**WHAT THE TASK ASKS**
Gather every line below where "value" appears.

-- BEGIN GIVEN RECORDS --

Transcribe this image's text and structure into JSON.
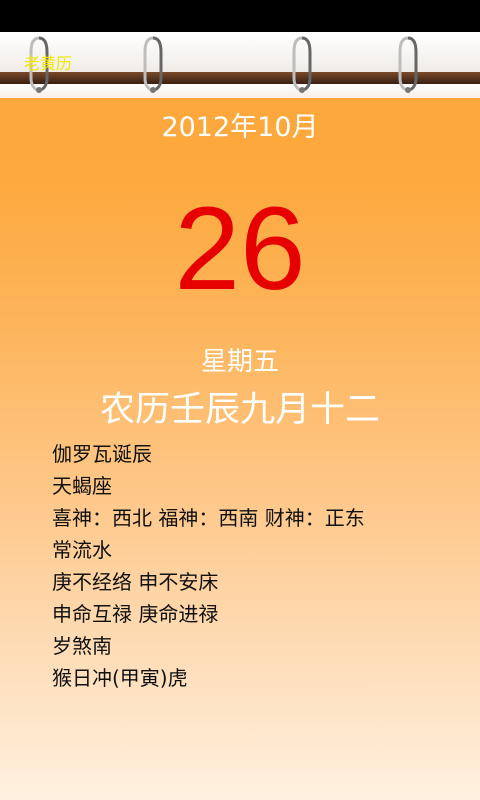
{
  "app": {
    "title": "老黄历"
  },
  "calendar": {
    "month_year": "2012年10月",
    "day": "26",
    "weekday": "星期五",
    "lunar_date": "农历壬辰九月十二"
  },
  "details": [
    "伽罗瓦诞辰",
    "天蝎座",
    "喜神：西北 福神：西南 财神：正东",
    "常流水",
    "庚不经络 申不安床",
    "申命互禄 庚命进禄",
    "岁煞南",
    "猴日冲(甲寅)虎"
  ],
  "colors": {
    "day_number": "#e60000",
    "title": "#f1e700",
    "background_top": "#fda63a",
    "background_bottom": "#fff1e0"
  }
}
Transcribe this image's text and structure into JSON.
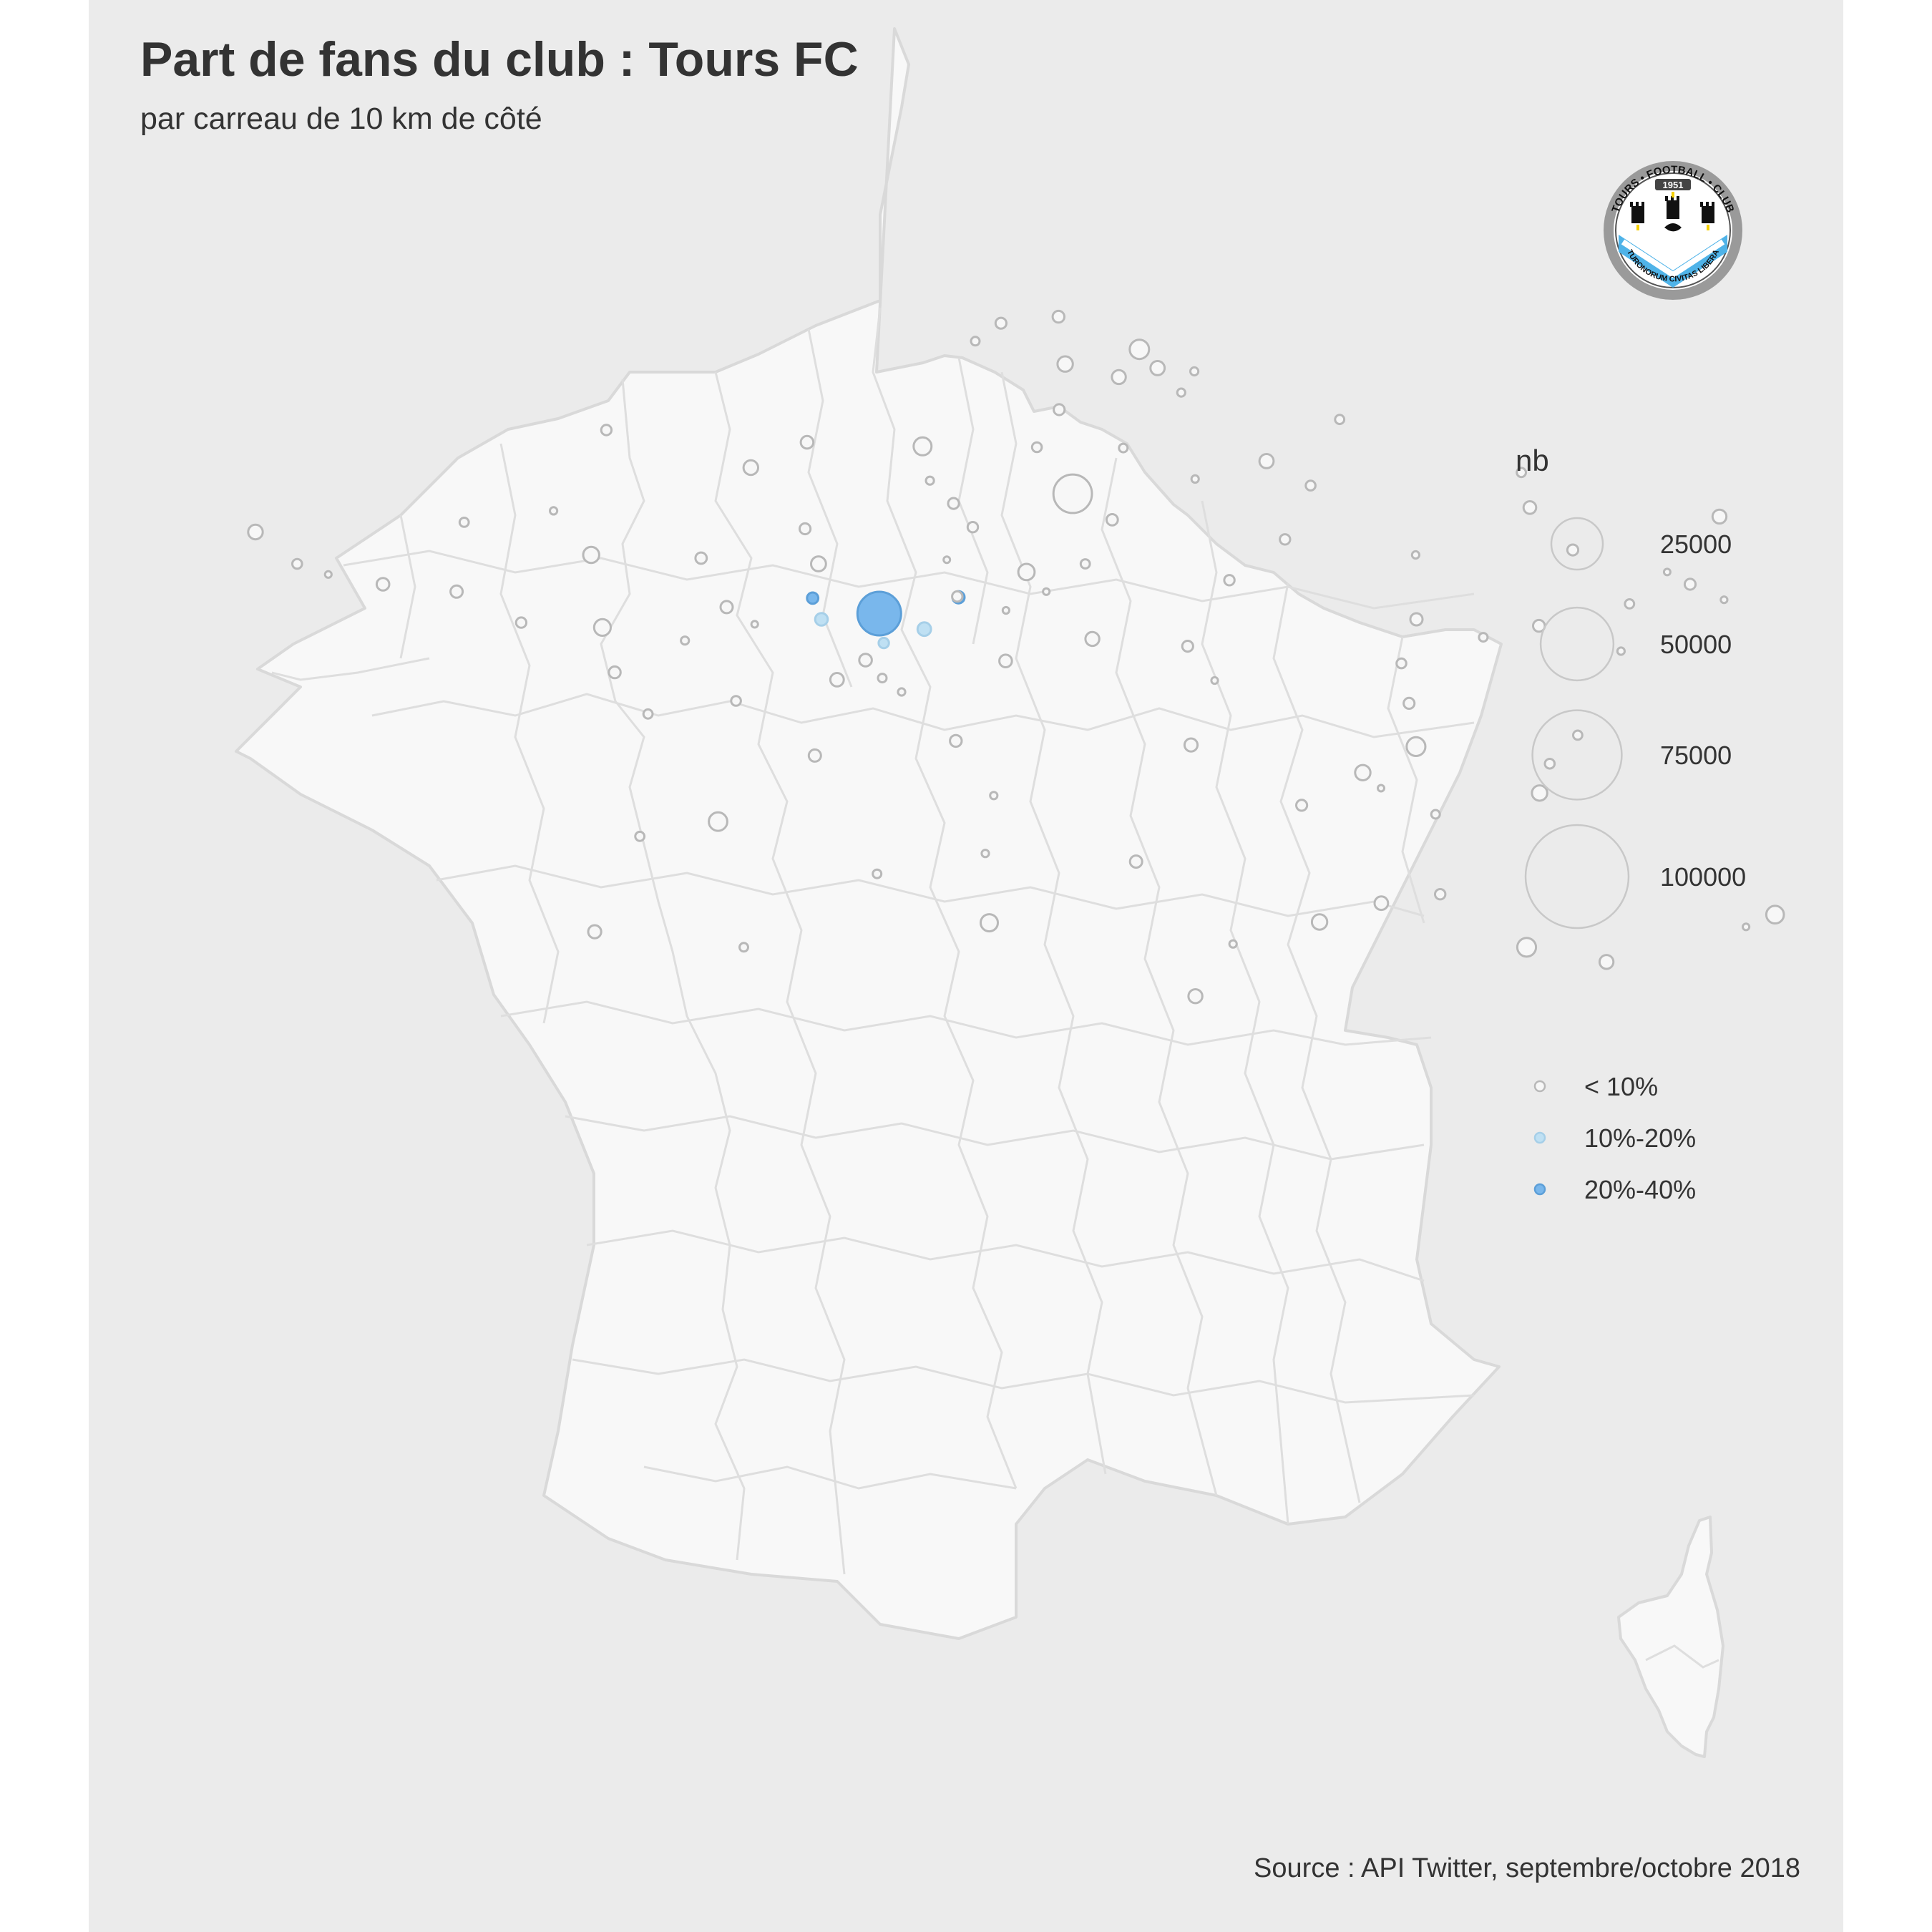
{
  "title": "Part de fans du club : Tours FC",
  "subtitle": "par carreau de 10 km de côté",
  "source": "Source : API Twitter, septembre/octobre 2018",
  "logo": {
    "top_text": "TOURS • FOOTBALL • CLUB",
    "year": "1951",
    "motto": "TURONORUM CIVITAS LIBERA",
    "colors": {
      "sky": "#4fb3e8",
      "ring": "#9a9a9a",
      "black": "#111111",
      "gold": "#f5d000"
    }
  },
  "legend": {
    "size_title": "nb",
    "size_entries": [
      {
        "label": "25000",
        "value": 25000
      },
      {
        "label": "50000",
        "value": 50000
      },
      {
        "label": "75000",
        "value": 75000
      },
      {
        "label": "100000",
        "value": 100000
      }
    ],
    "color_entries": [
      {
        "label": "< 10%",
        "fill": "#f7f7f7",
        "stroke": "#b8b8b8"
      },
      {
        "label": "10%-20%",
        "fill": "#bfe0f3",
        "stroke": "#a6cfe8"
      },
      {
        "label": "20%-40%",
        "fill": "#79b7ec",
        "stroke": "#5c9fd8"
      }
    ]
  },
  "colors": {
    "panel": "#ebebeb",
    "land": "#f8f8f8",
    "border": "#d9d9d9",
    "text": "#333333"
  },
  "chart_data": {
    "type": "scatter",
    "map": "France (départements)",
    "size_variable": "nb",
    "color_variable": "part de fans",
    "categories": [
      "< 10%",
      "10%-20%",
      "20%-40%"
    ],
    "points": [
      {
        "lon": 0.69,
        "lat": 47.39,
        "nb": 18000,
        "class": "20%-40%"
      },
      {
        "lon": 0.15,
        "lat": 47.58,
        "nb": 1200,
        "class": "20%-40%"
      },
      {
        "lon": 1.34,
        "lat": 47.59,
        "nb": 1400,
        "class": "20%-40%"
      },
      {
        "lon": 0.22,
        "lat": 47.32,
        "nb": 1500,
        "class": "10%-20%"
      },
      {
        "lon": 1.05,
        "lat": 47.2,
        "nb": 1700,
        "class": "10%-20%"
      },
      {
        "lon": 0.72,
        "lat": 47.03,
        "nb": 1000,
        "class": "10%-20%"
      },
      {
        "lon": 2.35,
        "lat": 48.86,
        "nb": 14000,
        "class": "< 10%"
      },
      {
        "lon": 3.06,
        "lat": 50.63,
        "nb": 3500,
        "class": "< 10%"
      },
      {
        "lon": 2.39,
        "lat": 50.45,
        "nb": 2200,
        "class": "< 10%"
      },
      {
        "lon": 2.85,
        "lat": 50.29,
        "nb": 1800,
        "class": "< 10%"
      },
      {
        "lon": 3.2,
        "lat": 50.4,
        "nb": 1900,
        "class": "< 10%"
      },
      {
        "lon": 1.85,
        "lat": 50.95,
        "nb": 1100,
        "class": "< 10%"
      },
      {
        "lon": 2.37,
        "lat": 51.03,
        "nb": 1300,
        "class": "< 10%"
      },
      {
        "lon": 1.61,
        "lat": 50.73,
        "nb": 700,
        "class": "< 10%"
      },
      {
        "lon": 3.38,
        "lat": 50.1,
        "nb": 600,
        "class": "< 10%"
      },
      {
        "lon": 3.52,
        "lat": 50.36,
        "nb": 600,
        "class": "< 10%"
      },
      {
        "lon": 2.3,
        "lat": 49.89,
        "nb": 1100,
        "class": "< 10%"
      },
      {
        "lon": 1.1,
        "lat": 49.44,
        "nb": 3000,
        "class": "< 10%"
      },
      {
        "lon": 0.11,
        "lat": 49.49,
        "nb": 1500,
        "class": "< 10%"
      },
      {
        "lon": -0.37,
        "lat": 49.18,
        "nb": 2000,
        "class": "< 10%"
      },
      {
        "lon": -1.62,
        "lat": 49.64,
        "nb": 1000,
        "class": "< 10%"
      },
      {
        "lon": 2.08,
        "lat": 49.43,
        "nb": 900,
        "class": "< 10%"
      },
      {
        "lon": 2.82,
        "lat": 49.42,
        "nb": 700,
        "class": "< 10%"
      },
      {
        "lon": 4.03,
        "lat": 49.26,
        "nb": 1900,
        "class": "< 10%"
      },
      {
        "lon": 3.4,
        "lat": 49.04,
        "nb": 500,
        "class": "< 10%"
      },
      {
        "lon": 4.72,
        "lat": 49.77,
        "nb": 800,
        "class": "< 10%"
      },
      {
        "lon": 1.15,
        "lat": 49.02,
        "nb": 600,
        "class": "< 10%"
      },
      {
        "lon": 6.18,
        "lat": 49.12,
        "nb": 800,
        "class": "< 10%"
      },
      {
        "lon": 7.75,
        "lat": 48.58,
        "nb": 1800,
        "class": "< 10%"
      },
      {
        "lon": 7.34,
        "lat": 47.75,
        "nb": 1100,
        "class": "< 10%"
      },
      {
        "lon": 6.18,
        "lat": 48.69,
        "nb": 1500,
        "class": "< 10%"
      },
      {
        "lon": 6.45,
        "lat": 48.17,
        "nb": 1100,
        "class": "< 10%"
      },
      {
        "lon": 7.58,
        "lat": 47.56,
        "nb": 400,
        "class": "< 10%"
      },
      {
        "lon": 7.18,
        "lat": 47.9,
        "nb": 300,
        "class": "< 10%"
      },
      {
        "lon": 4.37,
        "lat": 48.96,
        "nb": 900,
        "class": "< 10%"
      },
      {
        "lon": 4.08,
        "lat": 48.3,
        "nb": 1000,
        "class": "< 10%"
      },
      {
        "lon": 5.14,
        "lat": 48.11,
        "nb": 500,
        "class": "< 10%"
      },
      {
        "lon": 6.02,
        "lat": 47.24,
        "nb": 1300,
        "class": "< 10%"
      },
      {
        "lon": 6.8,
        "lat": 47.51,
        "nb": 800,
        "class": "< 10%"
      },
      {
        "lon": 5.04,
        "lat": 47.32,
        "nb": 1400,
        "class": "< 10%"
      },
      {
        "lon": 5.55,
        "lat": 47.1,
        "nb": 700,
        "class": "< 10%"
      },
      {
        "lon": 6.63,
        "lat": 46.93,
        "nb": 500,
        "class": "< 10%"
      },
      {
        "lon": 4.85,
        "lat": 46.78,
        "nb": 900,
        "class": "< 10%"
      },
      {
        "lon": 3.57,
        "lat": 47.8,
        "nb": 1000,
        "class": "< 10%"
      },
      {
        "lon": 3.16,
        "lat": 46.99,
        "nb": 1100,
        "class": "< 10%"
      },
      {
        "lon": 2.4,
        "lat": 48.0,
        "nb": 800,
        "class": "< 10%"
      },
      {
        "lon": 2.66,
        "lat": 48.54,
        "nb": 1200,
        "class": "< 10%"
      },
      {
        "lon": 1.91,
        "lat": 47.9,
        "nb": 2500,
        "class": "< 10%"
      },
      {
        "lon": 1.49,
        "lat": 48.45,
        "nb": 1000,
        "class": "< 10%"
      },
      {
        "lon": 2.06,
        "lat": 47.66,
        "nb": 400,
        "class": "< 10%"
      },
      {
        "lon": 1.33,
        "lat": 47.6,
        "nb": 1000,
        "class": "< 10%"
      },
      {
        "lon": 1.34,
        "lat": 48.74,
        "nb": 1100,
        "class": "< 10%"
      },
      {
        "lon": 1.26,
        "lat": 48.05,
        "nb": 300,
        "class": "< 10%"
      },
      {
        "lon": 2.4,
        "lat": 47.08,
        "nb": 1800,
        "class": "< 10%"
      },
      {
        "lon": 1.69,
        "lat": 46.81,
        "nb": 1500,
        "class": "< 10%"
      },
      {
        "lon": 1.72,
        "lat": 47.43,
        "nb": 400,
        "class": "< 10%"
      },
      {
        "lon": 0.2,
        "lat": 48.0,
        "nb": 2100,
        "class": "< 10%"
      },
      {
        "lon": 0.09,
        "lat": 48.43,
        "nb": 1100,
        "class": "< 10%"
      },
      {
        "lon": -0.55,
        "lat": 47.47,
        "nb": 1400,
        "class": "< 10%"
      },
      {
        "lon": -0.77,
        "lat": 48.07,
        "nb": 1200,
        "class": "< 10%"
      },
      {
        "lon": -1.68,
        "lat": 48.11,
        "nb": 2400,
        "class": "< 10%"
      },
      {
        "lon": -2.76,
        "lat": 48.51,
        "nb": 800,
        "class": "< 10%"
      },
      {
        "lon": -2.76,
        "lat": 47.66,
        "nb": 1400,
        "class": "< 10%"
      },
      {
        "lon": -3.37,
        "lat": 47.75,
        "nb": 1500,
        "class": "< 10%"
      },
      {
        "lon": -4.49,
        "lat": 48.39,
        "nb": 2000,
        "class": "< 10%"
      },
      {
        "lon": -4.1,
        "lat": 48.0,
        "nb": 900,
        "class": "< 10%"
      },
      {
        "lon": -3.83,
        "lat": 47.87,
        "nb": 400,
        "class": "< 10%"
      },
      {
        "lon": -2.02,
        "lat": 48.65,
        "nb": 500,
        "class": "< 10%"
      },
      {
        "lon": -1.55,
        "lat": 47.22,
        "nb": 2600,
        "class": "< 10%"
      },
      {
        "lon": -2.21,
        "lat": 47.28,
        "nb": 1000,
        "class": "< 10%"
      },
      {
        "lon": -0.88,
        "lat": 47.06,
        "nb": 600,
        "class": "< 10%"
      },
      {
        "lon": -1.43,
        "lat": 46.67,
        "nb": 1300,
        "class": "< 10%"
      },
      {
        "lon": -0.46,
        "lat": 46.32,
        "nb": 900,
        "class": "< 10%"
      },
      {
        "lon": -0.32,
        "lat": 47.26,
        "nb": 400,
        "class": "< 10%"
      },
      {
        "lon": 0.34,
        "lat": 46.58,
        "nb": 1700,
        "class": "< 10%"
      },
      {
        "lon": 0.57,
        "lat": 46.82,
        "nb": 1500,
        "class": "< 10%"
      },
      {
        "lon": 0.7,
        "lat": 46.6,
        "nb": 700,
        "class": "< 10%"
      },
      {
        "lon": 0.85,
        "lat": 46.43,
        "nb": 500,
        "class": "< 10%"
      },
      {
        "lon": -1.15,
        "lat": 46.16,
        "nb": 800,
        "class": "< 10%"
      },
      {
        "lon": 0.16,
        "lat": 45.65,
        "nb": 1400,
        "class": "< 10%"
      },
      {
        "lon": 1.26,
        "lat": 45.83,
        "nb": 1300,
        "class": "< 10%"
      },
      {
        "lon": 3.09,
        "lat": 45.78,
        "nb": 1600,
        "class": "< 10%"
      },
      {
        "lon": 3.34,
        "lat": 46.57,
        "nb": 400,
        "class": "< 10%"
      },
      {
        "lon": 4.85,
        "lat": 46.29,
        "nb": 1100,
        "class": "< 10%"
      },
      {
        "lon": 4.84,
        "lat": 45.76,
        "nb": 3300,
        "class": "< 10%"
      },
      {
        "lon": 5.85,
        "lat": 45.55,
        "nb": 900,
        "class": "< 10%"
      },
      {
        "lon": 6.12,
        "lat": 45.9,
        "nb": 800,
        "class": "< 10%"
      },
      {
        "lon": 4.39,
        "lat": 45.44,
        "nb": 2200,
        "class": "< 10%"
      },
      {
        "lon": 4.51,
        "lat": 45.25,
        "nb": 300,
        "class": "< 10%"
      },
      {
        "lon": 5.72,
        "lat": 45.19,
        "nb": 2200,
        "class": "< 10%"
      },
      {
        "lon": 4.89,
        "lat": 44.93,
        "nb": 700,
        "class": "< 10%"
      },
      {
        "lon": 3.88,
        "lat": 45.04,
        "nb": 1100,
        "class": "< 10%"
      },
      {
        "lon": 1.53,
        "lat": 45.16,
        "nb": 500,
        "class": "< 10%"
      },
      {
        "lon": -0.58,
        "lat": 44.84,
        "nb": 3200,
        "class": "< 10%"
      },
      {
        "lon": -1.17,
        "lat": 44.66,
        "nb": 800,
        "class": "< 10%"
      },
      {
        "lon": 0.62,
        "lat": 44.2,
        "nb": 700,
        "class": "< 10%"
      },
      {
        "lon": 1.44,
        "lat": 44.45,
        "nb": 500,
        "class": "< 10%"
      },
      {
        "lon": 2.57,
        "lat": 44.35,
        "nb": 1400,
        "class": "< 10%"
      },
      {
        "lon": 1.44,
        "lat": 43.6,
        "nb": 2800,
        "class": "< 10%"
      },
      {
        "lon": 3.88,
        "lat": 43.61,
        "nb": 2200,
        "class": "< 10%"
      },
      {
        "lon": 4.36,
        "lat": 43.84,
        "nb": 1700,
        "class": "< 10%"
      },
      {
        "lon": 4.81,
        "lat": 43.95,
        "nb": 1000,
        "class": "< 10%"
      },
      {
        "lon": 5.37,
        "lat": 43.3,
        "nb": 3300,
        "class": "< 10%"
      },
      {
        "lon": 5.93,
        "lat": 43.12,
        "nb": 1800,
        "class": "< 10%"
      },
      {
        "lon": 7.26,
        "lat": 43.7,
        "nb": 2900,
        "class": "< 10%"
      },
      {
        "lon": 7.02,
        "lat": 43.55,
        "nb": 400,
        "class": "< 10%"
      },
      {
        "lon": -1.47,
        "lat": 43.49,
        "nb": 1600,
        "class": "< 10%"
      },
      {
        "lon": -0.37,
        "lat": 43.3,
        "nb": 700,
        "class": "< 10%"
      },
      {
        "lon": 2.9,
        "lat": 42.7,
        "nb": 1800,
        "class": "< 10%"
      },
      {
        "lon": 3.22,
        "lat": 43.34,
        "nb": 500,
        "class": "< 10%"
      },
      {
        "lon": 8.74,
        "lat": 41.93,
        "nb": 1000,
        "class": "< 10%"
      },
      {
        "lon": 9.45,
        "lat": 42.7,
        "nb": 900,
        "class": "< 10%"
      }
    ]
  }
}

-- END GIVEN RECORDS --

**EXERCISE OUTPUT**
        "value": 25000
        "value": 50000
        "value": 75000
        "value": 100000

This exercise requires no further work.